> WHAT YOU WILL DO: Collect each line containing "rect".

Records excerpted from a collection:
..........

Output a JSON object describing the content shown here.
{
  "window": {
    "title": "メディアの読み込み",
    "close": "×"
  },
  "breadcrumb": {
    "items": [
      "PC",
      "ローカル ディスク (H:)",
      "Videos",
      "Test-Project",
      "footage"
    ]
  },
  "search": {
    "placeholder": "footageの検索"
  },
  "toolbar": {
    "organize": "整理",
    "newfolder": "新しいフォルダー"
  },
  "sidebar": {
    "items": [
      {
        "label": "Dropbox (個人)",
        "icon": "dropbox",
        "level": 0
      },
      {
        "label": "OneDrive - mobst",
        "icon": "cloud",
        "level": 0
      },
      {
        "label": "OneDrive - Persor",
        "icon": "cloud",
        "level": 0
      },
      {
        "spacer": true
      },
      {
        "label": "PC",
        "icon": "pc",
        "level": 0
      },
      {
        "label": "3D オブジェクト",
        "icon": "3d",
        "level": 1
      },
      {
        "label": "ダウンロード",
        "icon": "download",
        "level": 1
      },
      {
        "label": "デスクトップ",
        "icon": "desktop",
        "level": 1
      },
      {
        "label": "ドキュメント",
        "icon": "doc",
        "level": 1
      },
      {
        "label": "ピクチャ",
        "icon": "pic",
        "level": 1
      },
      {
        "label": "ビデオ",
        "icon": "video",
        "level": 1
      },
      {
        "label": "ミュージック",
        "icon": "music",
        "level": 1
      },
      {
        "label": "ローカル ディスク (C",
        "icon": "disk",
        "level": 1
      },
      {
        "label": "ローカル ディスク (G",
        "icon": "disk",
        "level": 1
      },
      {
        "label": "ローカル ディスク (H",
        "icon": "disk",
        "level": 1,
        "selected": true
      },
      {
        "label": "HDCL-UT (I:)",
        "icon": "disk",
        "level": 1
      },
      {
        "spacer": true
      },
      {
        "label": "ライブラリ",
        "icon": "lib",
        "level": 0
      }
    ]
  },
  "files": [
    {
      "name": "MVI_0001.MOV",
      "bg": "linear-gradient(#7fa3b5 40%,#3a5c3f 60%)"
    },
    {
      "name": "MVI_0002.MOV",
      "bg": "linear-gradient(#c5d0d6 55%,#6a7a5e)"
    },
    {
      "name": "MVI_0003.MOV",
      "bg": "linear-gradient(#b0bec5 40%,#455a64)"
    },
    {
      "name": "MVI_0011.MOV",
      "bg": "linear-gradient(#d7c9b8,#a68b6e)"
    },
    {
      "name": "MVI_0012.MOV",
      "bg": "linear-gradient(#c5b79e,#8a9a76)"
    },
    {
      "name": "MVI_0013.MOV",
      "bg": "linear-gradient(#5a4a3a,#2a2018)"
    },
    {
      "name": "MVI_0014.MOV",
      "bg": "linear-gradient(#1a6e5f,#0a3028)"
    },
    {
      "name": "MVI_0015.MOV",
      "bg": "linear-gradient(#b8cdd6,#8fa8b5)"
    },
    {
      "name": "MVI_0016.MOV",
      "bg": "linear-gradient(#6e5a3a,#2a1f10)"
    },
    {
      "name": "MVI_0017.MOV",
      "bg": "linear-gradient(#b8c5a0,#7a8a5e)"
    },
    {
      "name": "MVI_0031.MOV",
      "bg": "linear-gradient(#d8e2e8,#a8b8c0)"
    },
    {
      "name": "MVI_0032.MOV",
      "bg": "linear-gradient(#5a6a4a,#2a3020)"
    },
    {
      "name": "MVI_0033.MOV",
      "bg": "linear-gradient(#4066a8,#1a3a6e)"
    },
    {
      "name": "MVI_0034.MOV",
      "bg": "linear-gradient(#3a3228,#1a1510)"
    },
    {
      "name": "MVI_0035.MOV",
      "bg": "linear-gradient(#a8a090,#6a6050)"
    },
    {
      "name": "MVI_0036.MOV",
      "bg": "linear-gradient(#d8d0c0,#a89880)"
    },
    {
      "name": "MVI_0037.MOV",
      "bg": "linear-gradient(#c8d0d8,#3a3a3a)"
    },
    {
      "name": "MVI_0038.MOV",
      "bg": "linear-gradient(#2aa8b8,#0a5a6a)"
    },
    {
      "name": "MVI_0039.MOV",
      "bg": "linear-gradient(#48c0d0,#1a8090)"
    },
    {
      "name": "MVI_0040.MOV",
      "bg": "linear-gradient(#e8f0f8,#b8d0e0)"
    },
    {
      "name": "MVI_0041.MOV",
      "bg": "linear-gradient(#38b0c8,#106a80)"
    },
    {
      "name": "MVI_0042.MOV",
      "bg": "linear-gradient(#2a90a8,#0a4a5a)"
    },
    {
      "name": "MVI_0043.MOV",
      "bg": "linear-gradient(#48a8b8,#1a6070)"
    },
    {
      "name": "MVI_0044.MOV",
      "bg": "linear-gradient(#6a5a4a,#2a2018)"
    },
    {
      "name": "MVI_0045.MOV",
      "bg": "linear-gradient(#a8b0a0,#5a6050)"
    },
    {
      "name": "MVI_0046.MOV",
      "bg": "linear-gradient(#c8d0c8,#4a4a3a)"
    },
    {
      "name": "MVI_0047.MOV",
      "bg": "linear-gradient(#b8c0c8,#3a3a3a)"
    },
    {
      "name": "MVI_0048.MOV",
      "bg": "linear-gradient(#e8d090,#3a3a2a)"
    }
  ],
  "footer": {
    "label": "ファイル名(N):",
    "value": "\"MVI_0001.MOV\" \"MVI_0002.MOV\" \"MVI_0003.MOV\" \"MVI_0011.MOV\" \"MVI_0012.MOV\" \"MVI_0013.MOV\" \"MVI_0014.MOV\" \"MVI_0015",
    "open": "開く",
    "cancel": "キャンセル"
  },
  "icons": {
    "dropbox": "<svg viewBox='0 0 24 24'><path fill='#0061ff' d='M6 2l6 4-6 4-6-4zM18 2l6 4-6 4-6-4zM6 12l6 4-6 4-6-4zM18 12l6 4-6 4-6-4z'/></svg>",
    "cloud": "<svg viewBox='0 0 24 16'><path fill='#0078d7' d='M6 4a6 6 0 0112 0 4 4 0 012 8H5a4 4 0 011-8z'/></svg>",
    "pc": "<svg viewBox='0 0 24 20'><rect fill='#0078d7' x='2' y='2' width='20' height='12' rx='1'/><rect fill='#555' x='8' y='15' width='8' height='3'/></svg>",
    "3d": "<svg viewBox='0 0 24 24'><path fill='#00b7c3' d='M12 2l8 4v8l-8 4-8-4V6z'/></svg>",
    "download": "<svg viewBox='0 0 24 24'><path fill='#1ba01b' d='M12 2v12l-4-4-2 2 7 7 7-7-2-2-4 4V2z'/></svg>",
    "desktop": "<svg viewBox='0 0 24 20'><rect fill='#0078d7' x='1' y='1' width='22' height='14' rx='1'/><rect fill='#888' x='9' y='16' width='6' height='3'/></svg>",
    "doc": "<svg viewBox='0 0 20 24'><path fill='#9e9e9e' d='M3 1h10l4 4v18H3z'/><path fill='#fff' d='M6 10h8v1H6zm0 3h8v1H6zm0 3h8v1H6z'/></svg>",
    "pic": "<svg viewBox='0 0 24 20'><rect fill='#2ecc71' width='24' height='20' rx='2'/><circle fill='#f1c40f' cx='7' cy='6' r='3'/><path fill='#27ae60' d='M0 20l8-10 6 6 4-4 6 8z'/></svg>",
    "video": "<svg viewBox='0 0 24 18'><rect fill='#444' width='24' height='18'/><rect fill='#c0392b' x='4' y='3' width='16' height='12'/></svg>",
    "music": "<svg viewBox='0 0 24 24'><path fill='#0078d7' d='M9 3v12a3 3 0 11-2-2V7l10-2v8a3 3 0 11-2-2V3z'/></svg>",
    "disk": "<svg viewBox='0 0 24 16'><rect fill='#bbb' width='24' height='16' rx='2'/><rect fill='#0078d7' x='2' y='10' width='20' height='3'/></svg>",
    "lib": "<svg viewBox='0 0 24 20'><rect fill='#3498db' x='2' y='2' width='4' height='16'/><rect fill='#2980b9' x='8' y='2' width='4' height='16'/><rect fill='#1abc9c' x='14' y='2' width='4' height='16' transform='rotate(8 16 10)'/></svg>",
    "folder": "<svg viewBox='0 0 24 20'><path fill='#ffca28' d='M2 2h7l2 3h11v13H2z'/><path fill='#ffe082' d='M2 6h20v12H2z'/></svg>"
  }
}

..........

> RESPONSE BELOW:
    "pc": "<svg viewBox='0 0 24 20'><rect fill='#0078d7' x='2' y='2' width='20' height='12' rx='1'/><rect fill='#555' x='8' y='15' width='8' height='3'/></svg>",
    "desktop": "<svg viewBox='0 0 24 20'><rect fill='#0078d7' x='1' y='1' width='22' height='14' rx='1'/><rect fill='#888' x='9' y='16' width='6' height='3'/></svg>",
    "pic": "<svg viewBox='0 0 24 20'><rect fill='#2ecc71' width='24' height='20' rx='2'/><circle fill='#f1c40f' cx='7' cy='6' r='3'/><path fill='#27ae60' d='M0 20l8-10 6 6 4-4 6 8z'/></svg>",
    "video": "<svg viewBox='0 0 24 18'><rect fill='#444' width='24' height='18'/><rect fill='#c0392b' x='4' y='3' width='16' height='12'/></svg>",
    "disk": "<svg viewBox='0 0 24 16'><rect fill='#bbb' width='24' height='16' rx='2'/><rect fill='#0078d7' x='2' y='10' width='20' height='3'/></svg>",
    "lib": "<svg viewBox='0 0 24 20'><rect fill='#3498db' x='2' y='2' width='4' height='16'/><rect fill='#2980b9' x='8' y='2' width='4' height='16'/><rect fill='#1abc9c' x='14' y='2' width='4' height='16' transform='rotate(8 16 10)'/></svg>",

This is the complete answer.